__Directions for this task__:
For the copy, please give all of the data again exactly and leave the pictures out.

__Given records__:
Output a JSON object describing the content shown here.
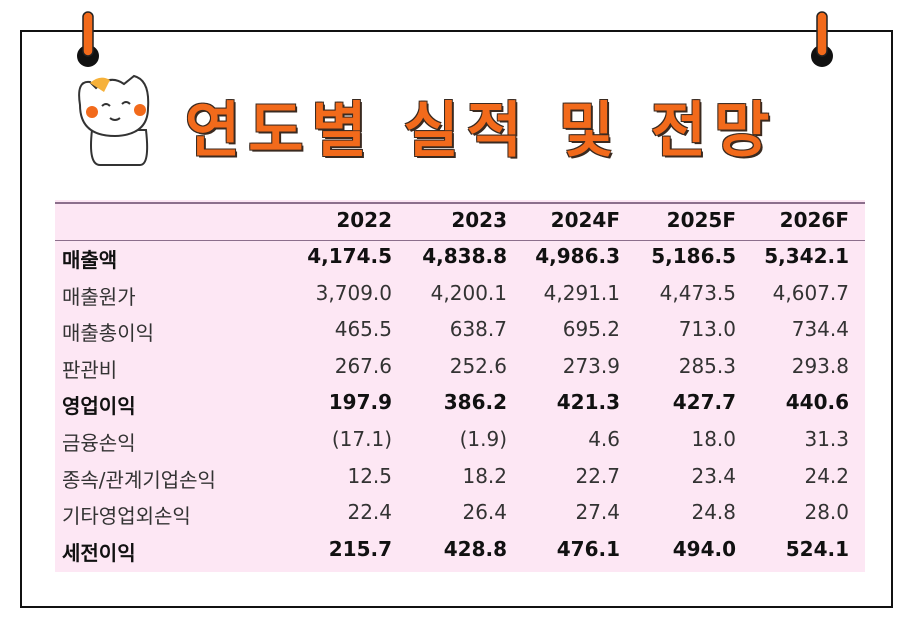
{
  "header": {
    "title": "연도별 실적 및 전망"
  },
  "table": {
    "columns": [
      "2022",
      "2023",
      "2024F",
      "2025F",
      "2026F"
    ],
    "rows": [
      {
        "label": "매출액",
        "bold": true,
        "cells": [
          "4,174.5",
          "4,838.8",
          "4,986.3",
          "5,186.5",
          "5,342.1"
        ]
      },
      {
        "label": "매출원가",
        "bold": false,
        "cells": [
          "3,709.0",
          "4,200.1",
          "4,291.1",
          "4,473.5",
          "4,607.7"
        ]
      },
      {
        "label": "매출총이익",
        "bold": false,
        "cells": [
          "465.5",
          "638.7",
          "695.2",
          "713.0",
          "734.4"
        ]
      },
      {
        "label": "판관비",
        "bold": false,
        "cells": [
          "267.6",
          "252.6",
          "273.9",
          "285.3",
          "293.8"
        ]
      },
      {
        "label": "영업이익",
        "bold": true,
        "cells": [
          "197.9",
          "386.2",
          "421.3",
          "427.7",
          "440.6"
        ]
      },
      {
        "label": "금융손익",
        "bold": false,
        "cells": [
          "(17.1)",
          "(1.9)",
          "4.6",
          "18.0",
          "31.3"
        ]
      },
      {
        "label": "종속/관계기업손익",
        "bold": false,
        "cells": [
          "12.5",
          "18.2",
          "22.7",
          "23.4",
          "24.2"
        ]
      },
      {
        "label": "기타영업외손익",
        "bold": false,
        "cells": [
          "22.4",
          "26.4",
          "27.4",
          "24.8",
          "28.0"
        ]
      },
      {
        "label": "세전이익",
        "bold": true,
        "cells": [
          "215.7",
          "428.8",
          "476.1",
          "494.0",
          "524.1"
        ]
      }
    ]
  }
}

__Reply__:
Output a JSON object describing the content shown here.
{
  "header": {
    "title": "연도별 실적 및 전망"
  },
  "table": {
    "columns": [
      "2022",
      "2023",
      "2024F",
      "2025F",
      "2026F"
    ],
    "rows": [
      {
        "label": "매출액",
        "bold": true,
        "cells": [
          "4,174.5",
          "4,838.8",
          "4,986.3",
          "5,186.5",
          "5,342.1"
        ]
      },
      {
        "label": "매출원가",
        "bold": false,
        "cells": [
          "3,709.0",
          "4,200.1",
          "4,291.1",
          "4,473.5",
          "4,607.7"
        ]
      },
      {
        "label": "매출총이익",
        "bold": false,
        "cells": [
          "465.5",
          "638.7",
          "695.2",
          "713.0",
          "734.4"
        ]
      },
      {
        "label": "판관비",
        "bold": false,
        "cells": [
          "267.6",
          "252.6",
          "273.9",
          "285.3",
          "293.8"
        ]
      },
      {
        "label": "영업이익",
        "bold": true,
        "cells": [
          "197.9",
          "386.2",
          "421.3",
          "427.7",
          "440.6"
        ]
      },
      {
        "label": "금융손익",
        "bold": false,
        "cells": [
          "(17.1)",
          "(1.9)",
          "4.6",
          "18.0",
          "31.3"
        ]
      },
      {
        "label": "종속/관계기업손익",
        "bold": false,
        "cells": [
          "12.5",
          "18.2",
          "22.7",
          "23.4",
          "24.2"
        ]
      },
      {
        "label": "기타영업외손익",
        "bold": false,
        "cells": [
          "22.4",
          "26.4",
          "27.4",
          "24.8",
          "28.0"
        ]
      },
      {
        "label": "세전이익",
        "bold": true,
        "cells": [
          "215.7",
          "428.8",
          "476.1",
          "494.0",
          "524.1"
        ]
      }
    ]
  }
}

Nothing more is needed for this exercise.